--- begin ---

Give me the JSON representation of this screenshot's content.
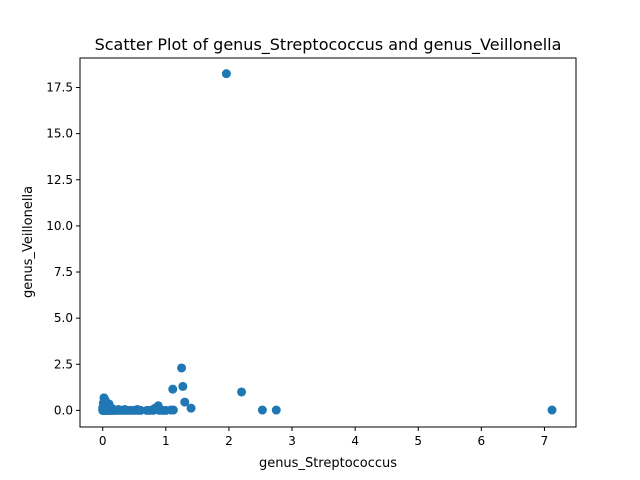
{
  "chart_data": {
    "type": "scatter",
    "title": "Scatter Plot of genus_Streptococcus and genus_Veillonella",
    "xlabel": "genus_Streptococcus",
    "ylabel": "genus_Veillonella",
    "xlim": [
      -0.36,
      7.5
    ],
    "ylim": [
      -0.9,
      19.1
    ],
    "xticks": [
      0,
      1,
      2,
      3,
      4,
      5,
      6,
      7
    ],
    "xtick_labels": [
      "0",
      "1",
      "2",
      "3",
      "4",
      "5",
      "6",
      "7"
    ],
    "yticks": [
      0,
      2.5,
      5,
      7.5,
      10,
      12.5,
      15,
      17.5
    ],
    "ytick_labels": [
      "0.0",
      "2.5",
      "5.0",
      "7.5",
      "10.0",
      "12.5",
      "15.0",
      "17.5"
    ],
    "grid": false,
    "marker_color": "#1f77b4",
    "series": [
      {
        "x": [
          1.96,
          1.25,
          1.27,
          1.11,
          2.2,
          1.3,
          1.4,
          7.12,
          2.53,
          2.75,
          0.0,
          0.01,
          0.02,
          0.03,
          0.05,
          0.07,
          0.09,
          0.1,
          0.12,
          0.15,
          0.18,
          0.2,
          0.25,
          0.3,
          0.35,
          0.4,
          0.45,
          0.5,
          0.55,
          0.6,
          0.7,
          0.75,
          0.8,
          0.85,
          0.9,
          0.95,
          1.0,
          1.08,
          1.12,
          0.02,
          0.04,
          0.01,
          0.03,
          0.06,
          0.1,
          0.12,
          0.15,
          0.08,
          0.02,
          0.0,
          0.0,
          0.05,
          0.03,
          0.25,
          0.35,
          0.55,
          0.88,
          0.82,
          0.05
        ],
        "y": [
          18.25,
          2.3,
          1.3,
          1.15,
          1.0,
          0.45,
          0.12,
          0.02,
          0.02,
          0.02,
          0.0,
          0.0,
          0.0,
          0.0,
          0.0,
          0.0,
          0.0,
          0.0,
          0.0,
          0.0,
          0.0,
          0.0,
          0.0,
          0.0,
          0.0,
          0.0,
          0.0,
          0.0,
          0.0,
          0.0,
          0.0,
          0.0,
          0.0,
          0.05,
          0.0,
          0.0,
          0.0,
          0.02,
          0.02,
          0.68,
          0.55,
          0.4,
          0.3,
          0.2,
          0.35,
          0.15,
          0.1,
          0.08,
          0.25,
          0.15,
          0.05,
          0.05,
          0.1,
          0.05,
          0.05,
          0.05,
          0.25,
          0.1,
          0.45
        ]
      }
    ]
  }
}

--- end ---

AIM: Your task is to set down the records shown above exactly, minus any pictures.

RESULT OF THIS EXERCISE:
Give me the JSON representation of this screenshot's content.
{
  "chart_data": {
    "type": "scatter",
    "title": "Scatter Plot of genus_Streptococcus and genus_Veillonella",
    "xlabel": "genus_Streptococcus",
    "ylabel": "genus_Veillonella",
    "xlim": [
      -0.36,
      7.5
    ],
    "ylim": [
      -0.9,
      19.1
    ],
    "xticks": [
      0,
      1,
      2,
      3,
      4,
      5,
      6,
      7
    ],
    "xtick_labels": [
      "0",
      "1",
      "2",
      "3",
      "4",
      "5",
      "6",
      "7"
    ],
    "yticks": [
      0,
      2.5,
      5,
      7.5,
      10,
      12.5,
      15,
      17.5
    ],
    "ytick_labels": [
      "0.0",
      "2.5",
      "5.0",
      "7.5",
      "10.0",
      "12.5",
      "15.0",
      "17.5"
    ],
    "grid": false,
    "marker_color": "#1f77b4",
    "series": [
      {
        "x": [
          1.96,
          1.25,
          1.27,
          1.11,
          2.2,
          1.3,
          1.4,
          7.12,
          2.53,
          2.75,
          0.0,
          0.01,
          0.02,
          0.03,
          0.05,
          0.07,
          0.09,
          0.1,
          0.12,
          0.15,
          0.18,
          0.2,
          0.25,
          0.3,
          0.35,
          0.4,
          0.45,
          0.5,
          0.55,
          0.6,
          0.7,
          0.75,
          0.8,
          0.85,
          0.9,
          0.95,
          1.0,
          1.08,
          1.12,
          0.02,
          0.04,
          0.01,
          0.03,
          0.06,
          0.1,
          0.12,
          0.15,
          0.08,
          0.02,
          0.0,
          0.0,
          0.05,
          0.03,
          0.25,
          0.35,
          0.55,
          0.88,
          0.82,
          0.05
        ],
        "y": [
          18.25,
          2.3,
          1.3,
          1.15,
          1.0,
          0.45,
          0.12,
          0.02,
          0.02,
          0.02,
          0.0,
          0.0,
          0.0,
          0.0,
          0.0,
          0.0,
          0.0,
          0.0,
          0.0,
          0.0,
          0.0,
          0.0,
          0.0,
          0.0,
          0.0,
          0.0,
          0.0,
          0.0,
          0.0,
          0.0,
          0.0,
          0.0,
          0.0,
          0.05,
          0.0,
          0.0,
          0.0,
          0.02,
          0.02,
          0.68,
          0.55,
          0.4,
          0.3,
          0.2,
          0.35,
          0.15,
          0.1,
          0.08,
          0.25,
          0.15,
          0.05,
          0.05,
          0.1,
          0.05,
          0.05,
          0.05,
          0.25,
          0.1,
          0.45
        ]
      }
    ]
  }
}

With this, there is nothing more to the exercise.